(Stored entries)

§ §

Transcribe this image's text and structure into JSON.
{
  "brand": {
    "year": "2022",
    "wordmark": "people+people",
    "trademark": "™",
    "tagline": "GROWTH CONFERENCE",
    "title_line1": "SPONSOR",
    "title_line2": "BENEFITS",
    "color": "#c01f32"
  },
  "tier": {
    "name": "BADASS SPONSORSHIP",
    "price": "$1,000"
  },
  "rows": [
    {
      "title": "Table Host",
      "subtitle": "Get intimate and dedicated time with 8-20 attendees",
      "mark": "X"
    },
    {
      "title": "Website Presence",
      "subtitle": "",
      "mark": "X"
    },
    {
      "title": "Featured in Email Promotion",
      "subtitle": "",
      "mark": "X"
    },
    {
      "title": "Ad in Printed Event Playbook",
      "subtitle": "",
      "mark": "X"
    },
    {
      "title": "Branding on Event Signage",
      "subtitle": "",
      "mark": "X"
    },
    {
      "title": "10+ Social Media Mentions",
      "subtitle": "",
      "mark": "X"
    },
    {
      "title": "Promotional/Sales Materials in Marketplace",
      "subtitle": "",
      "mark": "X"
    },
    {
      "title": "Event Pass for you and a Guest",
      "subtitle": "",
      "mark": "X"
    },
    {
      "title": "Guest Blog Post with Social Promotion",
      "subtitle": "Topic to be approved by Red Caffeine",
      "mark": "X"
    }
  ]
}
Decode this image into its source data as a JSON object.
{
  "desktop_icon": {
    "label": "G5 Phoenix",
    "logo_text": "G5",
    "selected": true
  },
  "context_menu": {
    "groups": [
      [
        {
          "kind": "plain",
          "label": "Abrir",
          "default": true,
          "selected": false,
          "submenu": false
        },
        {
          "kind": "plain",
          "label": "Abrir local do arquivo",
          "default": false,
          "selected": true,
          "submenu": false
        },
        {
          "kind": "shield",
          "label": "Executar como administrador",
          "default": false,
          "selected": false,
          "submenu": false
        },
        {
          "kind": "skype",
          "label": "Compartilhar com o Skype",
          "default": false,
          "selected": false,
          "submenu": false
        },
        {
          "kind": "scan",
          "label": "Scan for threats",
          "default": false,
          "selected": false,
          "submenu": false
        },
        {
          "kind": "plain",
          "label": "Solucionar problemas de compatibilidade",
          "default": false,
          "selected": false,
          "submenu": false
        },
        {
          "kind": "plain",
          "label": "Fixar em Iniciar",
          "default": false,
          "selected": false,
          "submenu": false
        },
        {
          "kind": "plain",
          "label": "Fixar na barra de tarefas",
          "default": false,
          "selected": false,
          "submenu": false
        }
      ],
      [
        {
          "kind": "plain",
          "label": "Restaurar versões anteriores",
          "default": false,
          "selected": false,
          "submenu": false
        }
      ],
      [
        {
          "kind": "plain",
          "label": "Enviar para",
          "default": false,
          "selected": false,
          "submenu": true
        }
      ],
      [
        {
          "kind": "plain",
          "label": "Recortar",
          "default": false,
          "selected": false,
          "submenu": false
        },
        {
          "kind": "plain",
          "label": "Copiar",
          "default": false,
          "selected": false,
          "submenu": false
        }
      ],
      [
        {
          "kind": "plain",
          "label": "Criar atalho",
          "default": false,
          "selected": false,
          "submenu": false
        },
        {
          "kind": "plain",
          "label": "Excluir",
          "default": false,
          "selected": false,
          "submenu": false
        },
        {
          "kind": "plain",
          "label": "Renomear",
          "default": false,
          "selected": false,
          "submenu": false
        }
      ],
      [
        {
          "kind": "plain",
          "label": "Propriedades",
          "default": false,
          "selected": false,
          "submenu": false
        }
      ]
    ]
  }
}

§ §

* **WRITTEN REQUEST**
Transcribe every line of the data, exactly as it stands.

* **THE RESPONSE**
Transcribe this image's text and structure into JSON.
{
  "brand": {
    "year": "2022",
    "wordmark": "people+people",
    "trademark": "™",
    "tagline": "GROWTH CONFERENCE",
    "title_line1": "SPONSOR",
    "title_line2": "BENEFITS",
    "color": "#c01f32"
  },
  "tier": {
    "name": "BADASS SPONSORSHIP",
    "price": "$1,000"
  },
  "rows": [
    {
      "title": "Table Host",
      "subtitle": "Get intimate and dedicated time with 8-20 attendees",
      "mark": "X"
    },
    {
      "title": "Website Presence",
      "subtitle": "",
      "mark": "X"
    },
    {
      "title": "Featured in Email Promotion",
      "subtitle": "",
      "mark": "X"
    },
    {
      "title": "Ad in Printed Event Playbook",
      "subtitle": "",
      "mark": "X"
    },
    {
      "title": "Branding on Event Signage",
      "subtitle": "",
      "mark": "X"
    },
    {
      "title": "10+ Social Media Mentions",
      "subtitle": "",
      "mark": "X"
    },
    {
      "title": "Promotional/Sales Materials in Marketplace",
      "subtitle": "",
      "mark": "X"
    },
    {
      "title": "Event Pass for you and a Guest",
      "subtitle": "",
      "mark": "X"
    },
    {
      "title": "Guest Blog Post with Social Promotion",
      "subtitle": "Topic to be approved by Red Caffeine",
      "mark": "X"
    }
  ]
}
Decode this image into its source data as a JSON object.
{
  "desktop_icon": {
    "label": "G5 Phoenix",
    "logo_text": "G5",
    "selected": true
  },
  "context_menu": {
    "groups": [
      [
        {
          "kind": "plain",
          "label": "Abrir",
          "default": true,
          "selected": false,
          "submenu": false
        },
        {
          "kind": "plain",
          "label": "Abrir local do arquivo",
          "default": false,
          "selected": true,
          "submenu": false
        },
        {
          "kind": "shield",
          "label": "Executar como administrador",
          "default": false,
          "selected": false,
          "submenu": false
        },
        {
          "kind": "skype",
          "label": "Compartilhar com o Skype",
          "default": false,
          "selected": false,
          "submenu": false
        },
        {
          "kind": "scan",
          "label": "Scan for threats",
          "default": false,
          "selected": false,
          "submenu": false
        },
        {
          "kind": "plain",
          "label": "Solucionar problemas de compatibilidade",
          "default": false,
          "selected": false,
          "submenu": false
        },
        {
          "kind": "plain",
          "label": "Fixar em Iniciar",
          "default": false,
          "selected": false,
          "submenu": false
        },
        {
          "kind": "plain",
          "label": "Fixar na barra de tarefas",
          "default": false,
          "selected": false,
          "submenu": false
        }
      ],
      [
        {
          "kind": "plain",
          "label": "Restaurar versões anteriores",
          "default": false,
          "selected": false,
          "submenu": false
        }
      ],
      [
        {
          "kind": "plain",
          "label": "Enviar para",
          "default": false,
          "selected": false,
          "submenu": true
        }
      ],
      [
        {
          "kind": "plain",
          "label": "Recortar",
          "default": false,
          "selected": false,
          "submenu": false
        },
        {
          "kind": "plain",
          "label": "Copiar",
          "default": false,
          "selected": false,
          "submenu": false
        }
      ],
      [
        {
          "kind": "plain",
          "label": "Criar atalho",
          "default": false,
          "selected": false,
          "submenu": false
        },
        {
          "kind": "plain",
          "label": "Excluir",
          "default": false,
          "selected": false,
          "submenu": false
        },
        {
          "kind": "plain",
          "label": "Renomear",
          "default": false,
          "selected": false,
          "submenu": false
        }
      ],
      [
        {
          "kind": "plain",
          "label": "Propriedades",
          "default": false,
          "selected": false,
          "submenu": false
        }
      ]
    ]
  }
}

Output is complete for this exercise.